Please copy every line of the records below verbatim, leaving out the pictures.

Layout annotation data:
----

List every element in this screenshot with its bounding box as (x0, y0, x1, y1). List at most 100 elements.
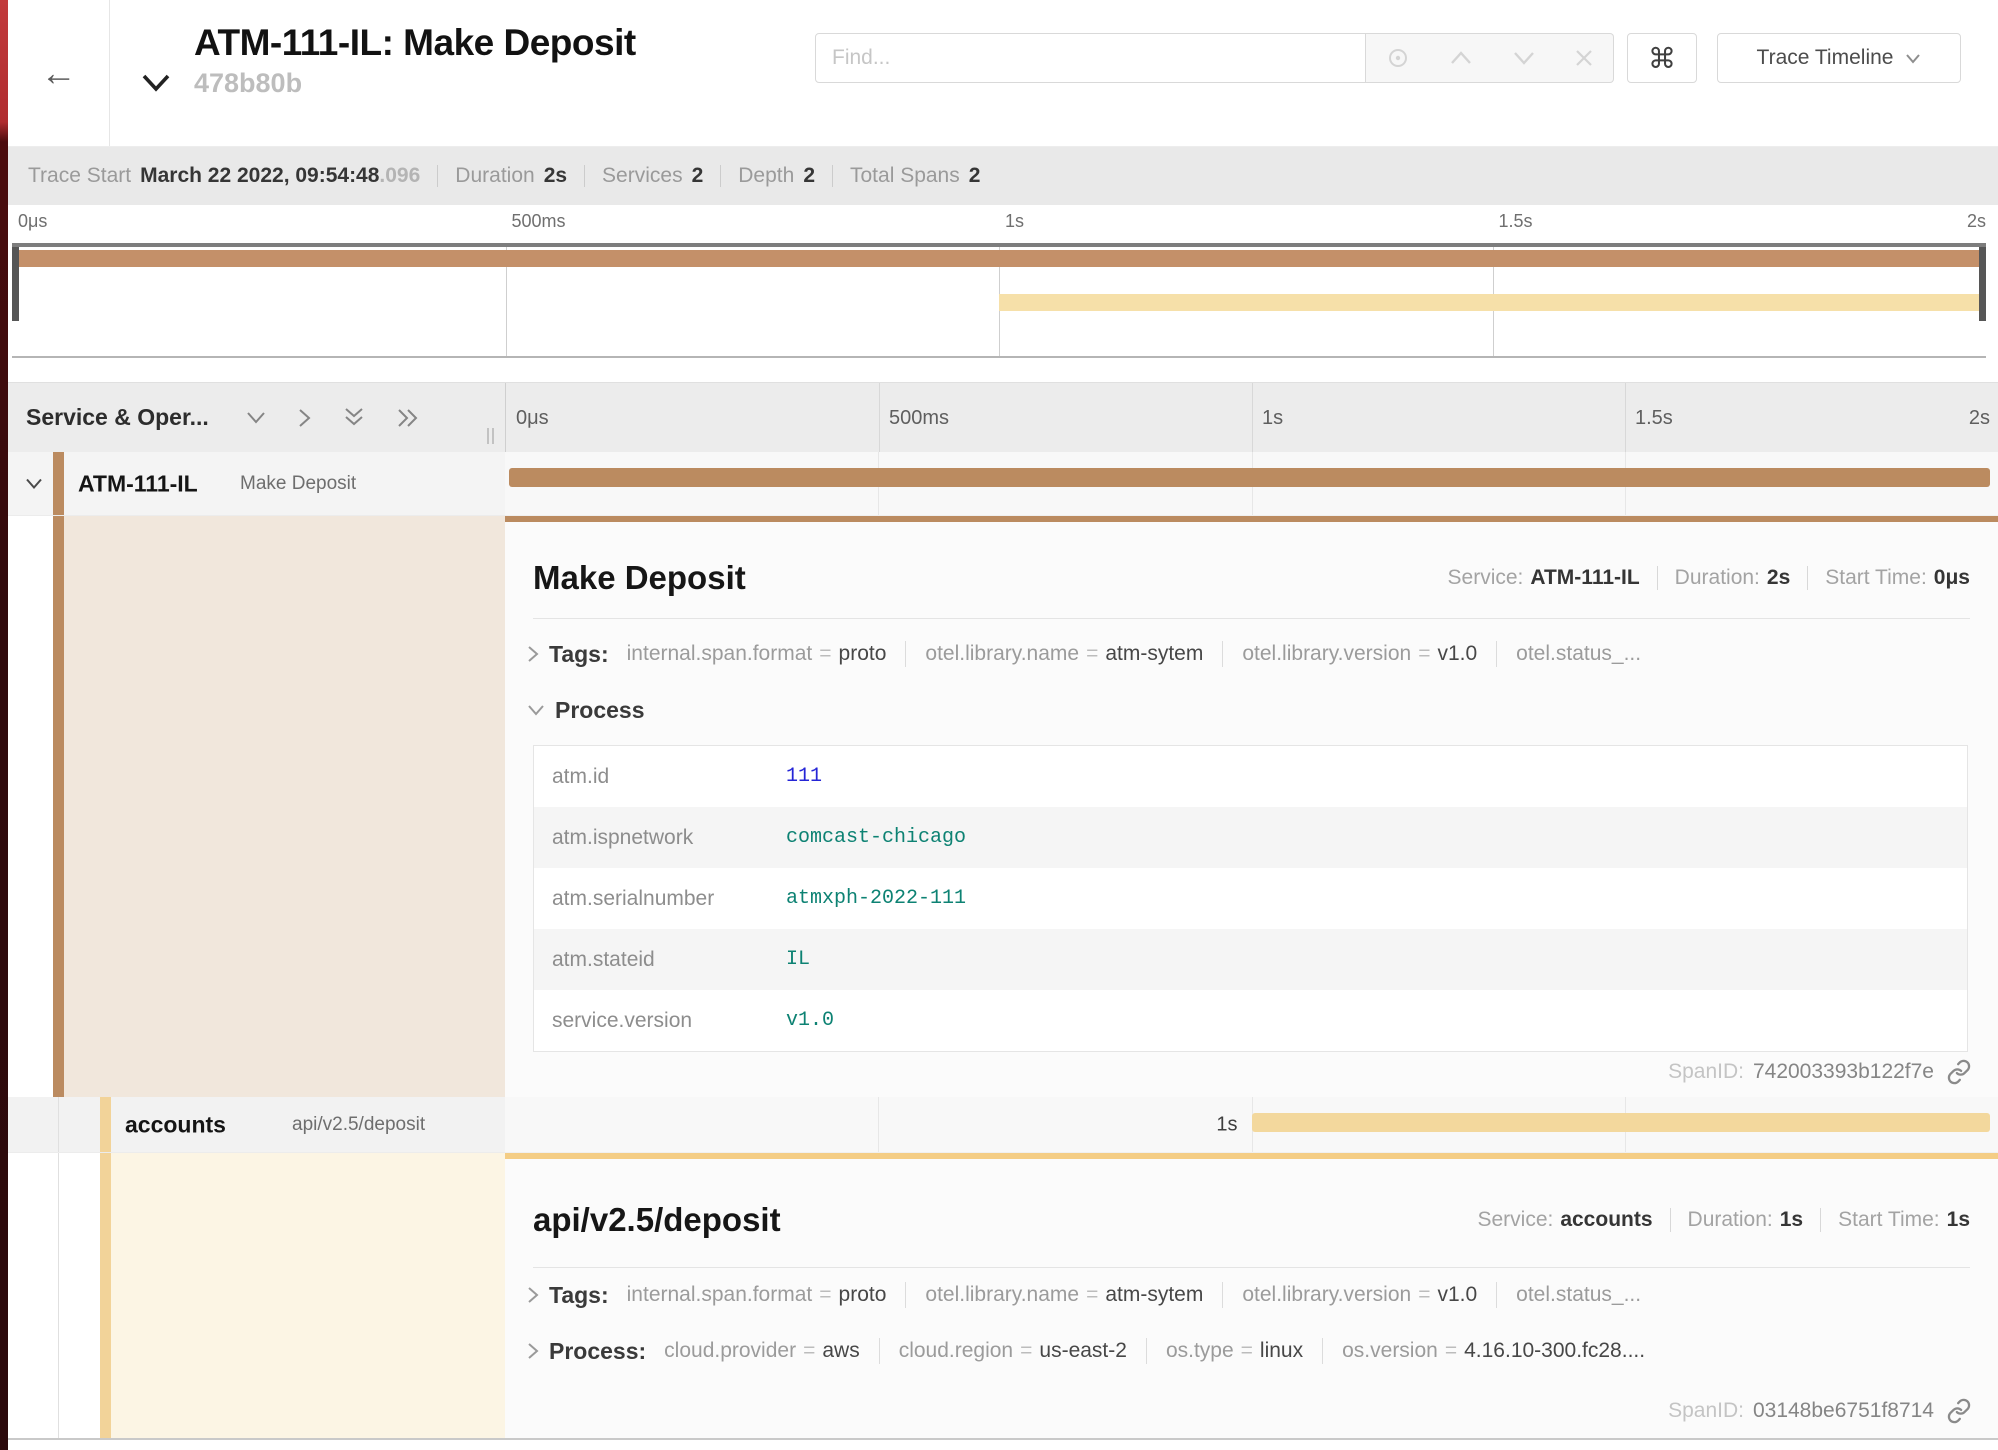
span-id-value: 03148be6751f8714 (1753, 1399, 1934, 1423)
service-color-bar (100, 1097, 111, 1152)
duration-label: Duration: (1675, 566, 1760, 590)
minimap-right-handle[interactable] (1979, 247, 1986, 321)
ruler-tick: 2s (1969, 407, 1990, 430)
tag-value: proto (839, 1283, 887, 1307)
timeline-gridline (878, 1097, 879, 1152)
process-section-toggle[interactable]: Process: cloud.provider=aws cloud.region… (527, 1333, 1970, 1369)
collapse-all-button[interactable] (342, 407, 366, 429)
link-icon[interactable] (1946, 1059, 1972, 1085)
tag-key: os.type (1166, 1339, 1234, 1363)
operation-name: api/v2.5/deposit (292, 1114, 425, 1136)
chevron-down-icon (245, 410, 267, 425)
divider (1322, 1338, 1323, 1364)
span-row-accounts-timeline[interactable]: 1s (505, 1097, 1998, 1153)
trace-start-value: March 22 2022, 09:54:48 (140, 164, 379, 188)
process-value: v1.0 (786, 1009, 834, 1032)
trace-summary-bar: Trace Start March 22 2022, 09:54:48.096 … (8, 147, 1998, 205)
find-input[interactable] (815, 33, 1366, 83)
trace-depth: Depth 2 (738, 164, 815, 188)
table-row: atm.ispnetwork comcast-chicago (534, 807, 1967, 868)
table-row: service.version v1.0 (534, 990, 1967, 1051)
collapse-one-button[interactable] (245, 410, 267, 425)
back-arrow-icon: ← (41, 52, 77, 93)
service-value: ATM-111-IL (1530, 566, 1639, 590)
clear-find-button[interactable] (1566, 48, 1602, 68)
detail-tint (111, 1153, 505, 1438)
span-row-accounts-label[interactable]: accounts api/v2.5/deposit (8, 1097, 505, 1153)
trace-start-ms: .096 (379, 164, 420, 188)
span-row-atm-timeline[interactable] (505, 452, 1998, 516)
trace-view-dropdown[interactable]: Trace Timeline (1717, 33, 1961, 83)
divider (1657, 566, 1658, 590)
link-icon[interactable] (1946, 1398, 1972, 1424)
trace-id: 478b80b (194, 68, 636, 99)
tag-value: 4.16.10-300.fc28.... (1464, 1339, 1645, 1363)
process-key: atm.id (534, 765, 786, 789)
service-name: accounts (125, 1111, 226, 1138)
process-key: atm.stateid (534, 948, 786, 972)
span-row-atm[interactable]: ATM-111-IL Make Deposit (8, 452, 1998, 516)
process-key: service.version (534, 1009, 786, 1033)
column-resize-grip[interactable] (487, 428, 494, 444)
detail-indent-area (8, 516, 505, 1097)
expand-one-button[interactable] (297, 407, 312, 429)
span-row-accounts[interactable]: accounts api/v2.5/deposit 1s (8, 1097, 1998, 1153)
minimap-tick: 1.5s (1499, 211, 1533, 232)
chevron-down-icon (1905, 53, 1921, 64)
equals: = (819, 1283, 831, 1307)
minimap-tick: 2s (1967, 211, 1986, 232)
equals: = (819, 642, 831, 666)
service-operation-header: Service & Oper... (8, 383, 505, 452)
tag-key: os.version (1342, 1339, 1438, 1363)
chevron-right-icon (527, 1342, 539, 1360)
trace-start: Trace Start March 22 2022, 09:54:48.096 (28, 164, 420, 188)
span-row-atm-label[interactable]: ATM-111-IL Make Deposit (8, 452, 505, 516)
ruler-tick: 500ms (889, 407, 949, 430)
divider (905, 641, 906, 667)
divider (1807, 566, 1808, 590)
minimap-ticks: 0μs 500ms 1s 1.5s 2s (12, 211, 1986, 241)
services-value: 2 (692, 164, 704, 188)
tags-section-toggle[interactable]: Tags: internal.span.format=proto otel.li… (527, 634, 1970, 674)
equals: = (1445, 1339, 1457, 1363)
prev-match-button[interactable] (1441, 50, 1481, 66)
expand-all-button[interactable] (396, 407, 422, 429)
equals: = (1020, 1339, 1032, 1363)
span-bar-accounts[interactable] (1252, 1113, 1991, 1132)
detail-meta: Service:ATM-111-IL Duration:2s Start Tim… (1448, 566, 1970, 590)
service-name: ATM-111-IL (78, 470, 198, 497)
span-bar-atm[interactable] (509, 468, 1990, 487)
keyboard-shortcuts-button[interactable]: ⌘ (1627, 33, 1697, 83)
next-match-button[interactable] (1504, 50, 1544, 66)
trace-minimap: 0μs 500ms 1s 1.5s 2s (8, 205, 1998, 358)
service-label: Service: (1448, 566, 1524, 590)
minimap-left-handle[interactable] (12, 247, 19, 321)
minimap-canvas[interactable] (12, 243, 1986, 358)
divider (533, 618, 1970, 619)
duration-value: 2s (544, 164, 567, 188)
divider (437, 165, 438, 187)
tags-section-toggle[interactable]: Tags: internal.span.format=proto otel.li… (527, 1277, 1970, 1313)
chevron-right-icon (527, 645, 539, 663)
process-section-toggle[interactable]: Process (527, 690, 1970, 730)
ruler-gridline (1252, 383, 1253, 452)
trace-title-collapse-toggle[interactable] (140, 72, 172, 94)
service-label: Service: (1477, 1208, 1553, 1232)
minimap-tick: 0μs (18, 211, 47, 232)
back-button[interactable]: ← (35, 54, 83, 92)
title-block: ATM-111-IL: Make Deposit 478b80b (194, 22, 636, 99)
indent-guide (58, 1097, 59, 1152)
scope-icon (1385, 45, 1411, 71)
tags-label: Tags: (549, 641, 609, 668)
span-collapse-toggle[interactable] (20, 473, 48, 494)
close-icon (1574, 48, 1594, 68)
operation-name: Make Deposit (240, 473, 356, 495)
scope-to-match-button[interactable] (1377, 45, 1419, 71)
start-time-label: Start Time: (1825, 566, 1927, 590)
process-value: atmxph-2022-111 (786, 887, 966, 910)
process-value: 111 (786, 765, 822, 788)
duration-label: Duration (455, 164, 534, 188)
divider (1222, 641, 1223, 667)
span-id-row: SpanID: 742003393b122f7e (1668, 1054, 1972, 1090)
detail-meta: Service:accounts Duration:1s Start Time:… (1477, 1208, 1970, 1232)
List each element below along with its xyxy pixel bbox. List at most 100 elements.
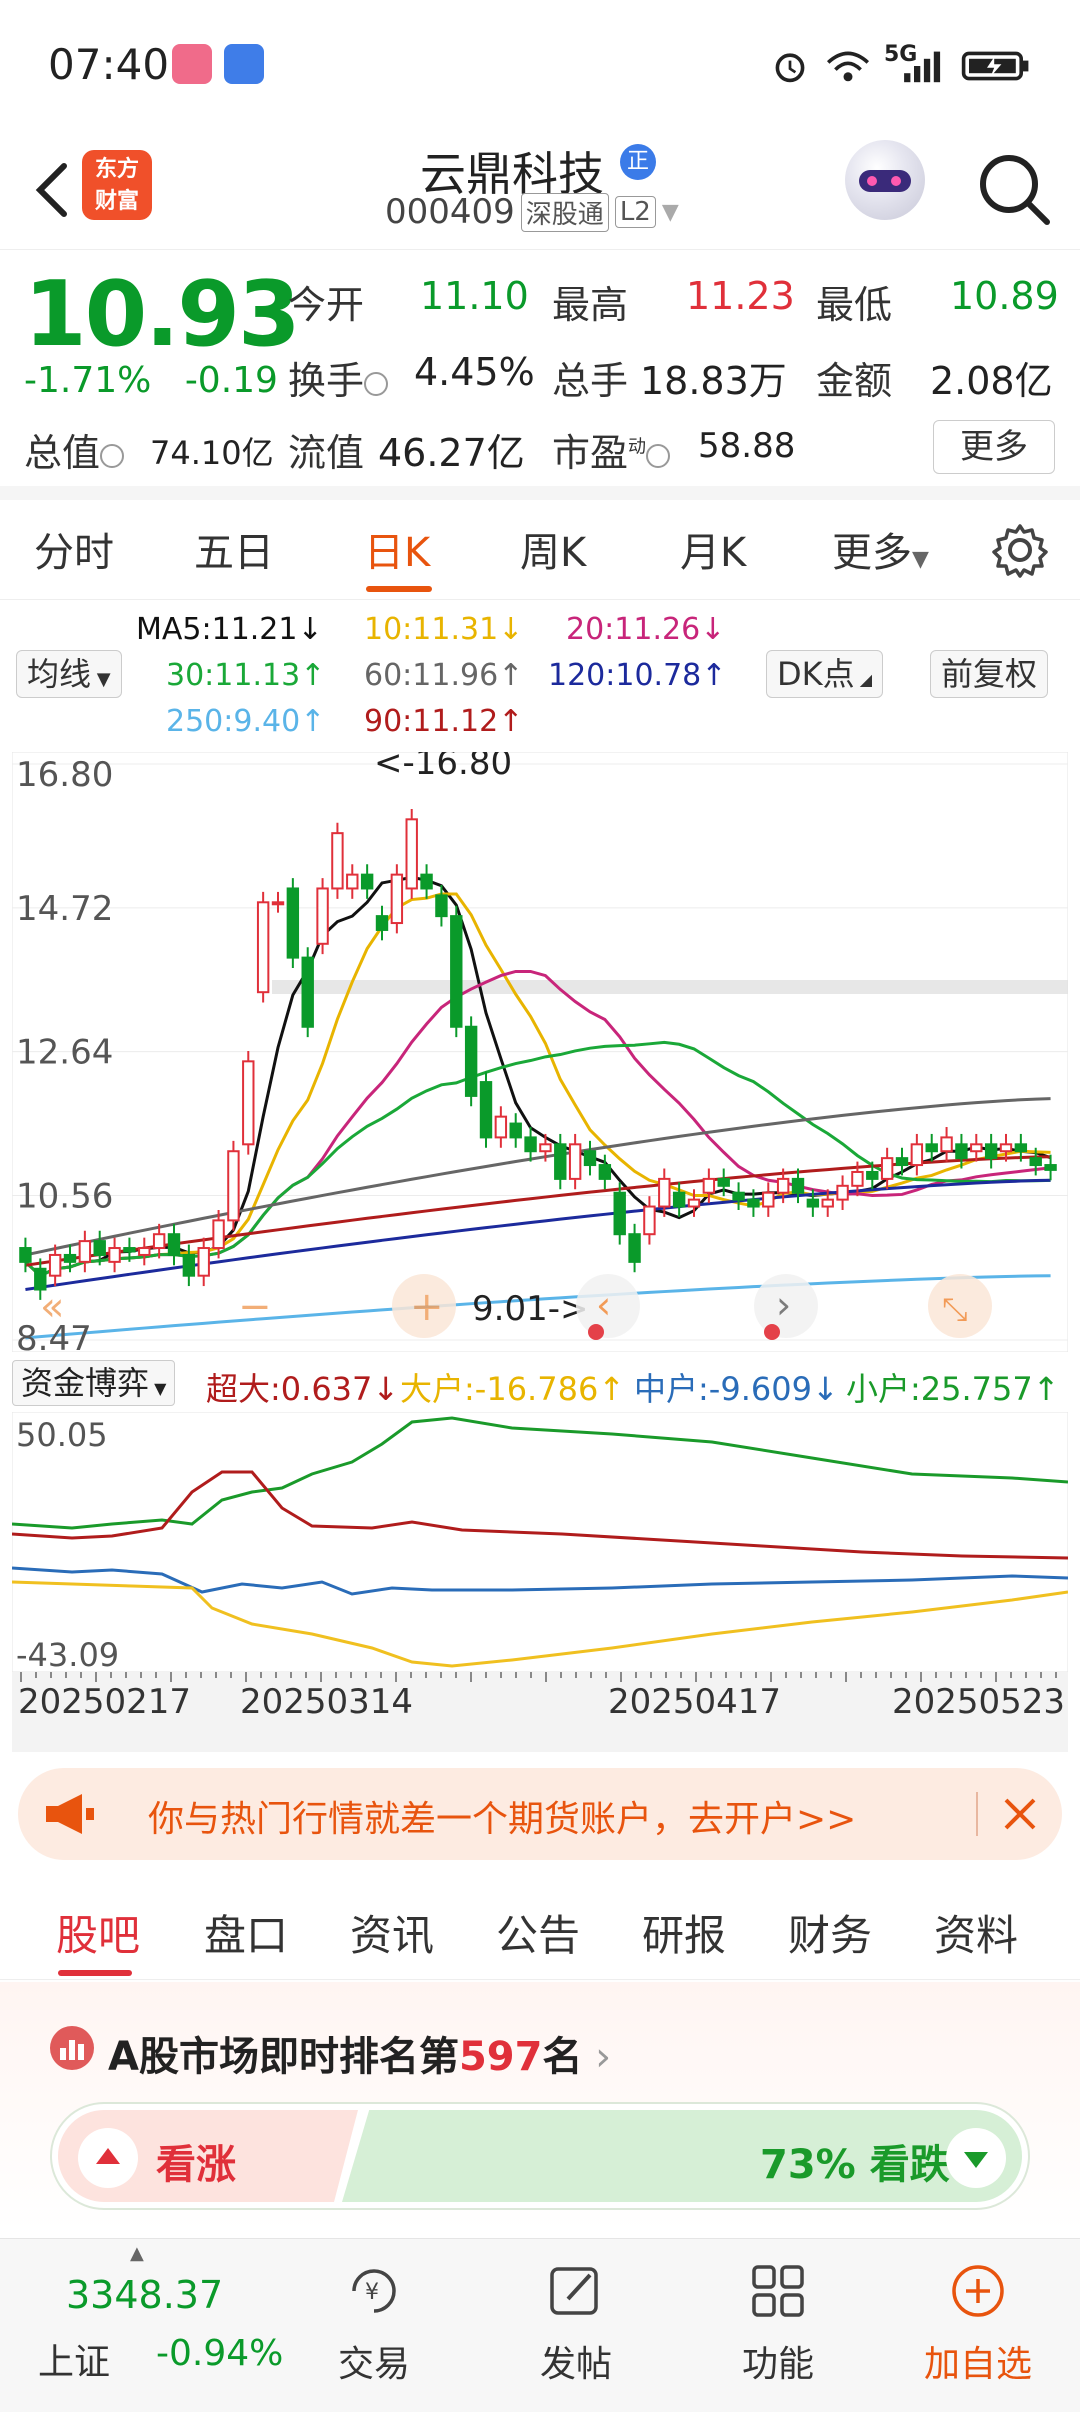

----

### ANSWER TO THIS PROBLEM
List every element in this screenshot with its bounding box as (x0, y0, x1, y1). List at most 100 elements.
span-id-value: 03148be6751f8714 (1753, 1399, 1934, 1423)
service-color-bar (100, 1097, 111, 1152)
duration-label: Duration: (1675, 566, 1760, 590)
minimap-right-handle[interactable] (1979, 247, 1986, 321)
ruler-tick: 2s (1969, 407, 1990, 430)
tag-value: proto (839, 1283, 887, 1307)
timeline-gridline (878, 1097, 879, 1152)
process-section-toggle[interactable]: Process: cloud.provider=aws cloud.region… (527, 1333, 1970, 1369)
collapse-all-button[interactable] (342, 407, 366, 429)
link-icon[interactable] (1946, 1059, 1972, 1085)
tag-key: os.type (1166, 1339, 1234, 1363)
operation-name: api/v2.5/deposit (292, 1114, 425, 1136)
chevron-down-icon (245, 410, 267, 425)
divider (1322, 1338, 1323, 1364)
span-row-accounts-timeline[interactable]: 1s (505, 1097, 1998, 1153)
trace-start-value: March 22 2022, 09:54:48 (140, 164, 379, 188)
process-value: v1.0 (786, 1009, 834, 1032)
trace-summary-bar: Trace Start March 22 2022, 09:54:48.096 … (8, 147, 1998, 205)
find-input[interactable] (815, 33, 1366, 83)
trace-depth: Depth 2 (738, 164, 815, 188)
table-row: atm.ispnetwork comcast-chicago (534, 807, 1967, 868)
table-row: service.version v1.0 (534, 990, 1967, 1051)
collapse-one-button[interactable] (245, 410, 267, 425)
back-arrow-icon: ← (41, 52, 77, 93)
service-value: ATM-111-IL (1530, 566, 1639, 590)
clear-find-button[interactable] (1566, 48, 1602, 68)
detail-tint (111, 1153, 505, 1438)
span-row-accounts-label[interactable]: accounts api/v2.5/deposit (8, 1097, 505, 1153)
trace-start-ms: .096 (379, 164, 420, 188)
span-row-atm-timeline[interactable] (505, 452, 1998, 516)
trace-view-dropdown[interactable]: Trace Timeline (1717, 33, 1961, 83)
divider (1657, 566, 1658, 590)
link-icon[interactable] (1946, 1398, 1972, 1424)
trace-id: 478b80b (194, 68, 636, 99)
tag-value: 4.16.10-300.fc28.... (1464, 1339, 1645, 1363)
process-key: atm.id (534, 765, 786, 789)
service-name: accounts (125, 1111, 226, 1138)
process-key: atm.stateid (534, 948, 786, 972)
span-row-atm[interactable]: ATM-111-IL Make Deposit (8, 452, 1998, 516)
process-key: service.version (534, 1009, 786, 1033)
column-resize-grip[interactable] (487, 428, 494, 444)
detail-indent-area (8, 516, 505, 1097)
expand-one-button[interactable] (297, 407, 312, 429)
span-row-accounts[interactable]: accounts api/v2.5/deposit 1s (8, 1097, 1998, 1153)
minimap-tick: 1.5s (1499, 211, 1533, 232)
chevron-down-icon (1905, 53, 1921, 64)
equals: = (819, 1283, 831, 1307)
minimap-tick: 2s (1967, 211, 1986, 232)
equals: = (819, 642, 831, 666)
service-operation-header: Service & Oper... (8, 383, 505, 452)
tag-key: os.version (1342, 1339, 1438, 1363)
chevron-right-icon (527, 1342, 539, 1360)
trace-start: Trace Start March 22 2022, 09:54:48.096 (28, 164, 420, 188)
span-row-atm-label[interactable]: ATM-111-IL Make Deposit (8, 452, 505, 516)
ruler-tick: 500ms (889, 407, 949, 430)
divider (905, 641, 906, 667)
divider (1807, 566, 1808, 590)
minimap-ticks: 0μs 500ms 1s 1.5s 2s (12, 211, 1986, 241)
services-value: 2 (692, 164, 704, 188)
tags-section-toggle[interactable]: Tags: internal.span.format=proto otel.li… (527, 634, 1970, 674)
equals: = (1445, 1339, 1457, 1363)
prev-match-button[interactable] (1441, 50, 1481, 66)
expand-all-button[interactable] (396, 407, 422, 429)
equals: = (1020, 1339, 1032, 1363)
span-bar-accounts[interactable] (1252, 1113, 1991, 1132)
detail-meta: Service:ATM-111-IL Duration:2s Start Tim… (1448, 566, 1970, 590)
service-name: ATM-111-IL (78, 470, 198, 497)
span-bar-atm[interactable] (509, 468, 1990, 487)
keyboard-shortcuts-button[interactable]: ⌘ (1627, 33, 1697, 83)
next-match-button[interactable] (1504, 50, 1544, 66)
trace-minimap: 0μs 500ms 1s 1.5s 2s (8, 205, 1998, 358)
service-label: Service: (1448, 566, 1524, 590)
minimap-left-handle[interactable] (12, 247, 19, 321)
minimap-canvas[interactable] (12, 243, 1986, 358)
divider (533, 618, 1970, 619)
duration-value: 2s (544, 164, 567, 188)
divider (437, 165, 438, 187)
tags-section-toggle[interactable]: Tags: internal.span.format=proto otel.li… (527, 1277, 1970, 1313)
chevron-right-icon (527, 645, 539, 663)
process-section-toggle[interactable]: Process (527, 690, 1970, 730)
ruler-gridline (1252, 383, 1253, 452)
trace-title-collapse-toggle[interactable] (140, 72, 172, 94)
service-label: Service: (1477, 1208, 1553, 1232)
minimap-tick: 0μs (18, 211, 47, 232)
back-button[interactable]: ← (35, 54, 83, 92)
title-block: ATM-111-IL: Make Deposit 478b80b (194, 22, 636, 99)
indent-guide (58, 1097, 59, 1152)
scope-icon (1385, 45, 1411, 71)
tags-label: Tags: (549, 641, 609, 668)
span-collapse-toggle[interactable] (20, 473, 48, 494)
close-icon (1574, 48, 1594, 68)
operation-name: Make Deposit (240, 473, 356, 495)
scope-to-match-button[interactable] (1377, 45, 1419, 71)
start-time-label: Start Time: (1825, 566, 1927, 590)
process-value: atmxph-2022-111 (786, 887, 966, 910)
process-value: 111 (786, 765, 822, 788)
duration-label: Duration (455, 164, 534, 188)
divider (1222, 641, 1223, 667)
span-id-row: SpanID: 742003393b122f7e (1668, 1054, 1972, 1090)
detail-meta: Service:accounts Duration:1s Start Time:… (1477, 1208, 1970, 1232)
List each element below along with its xyxy pixel bbox. List at most 100 elements.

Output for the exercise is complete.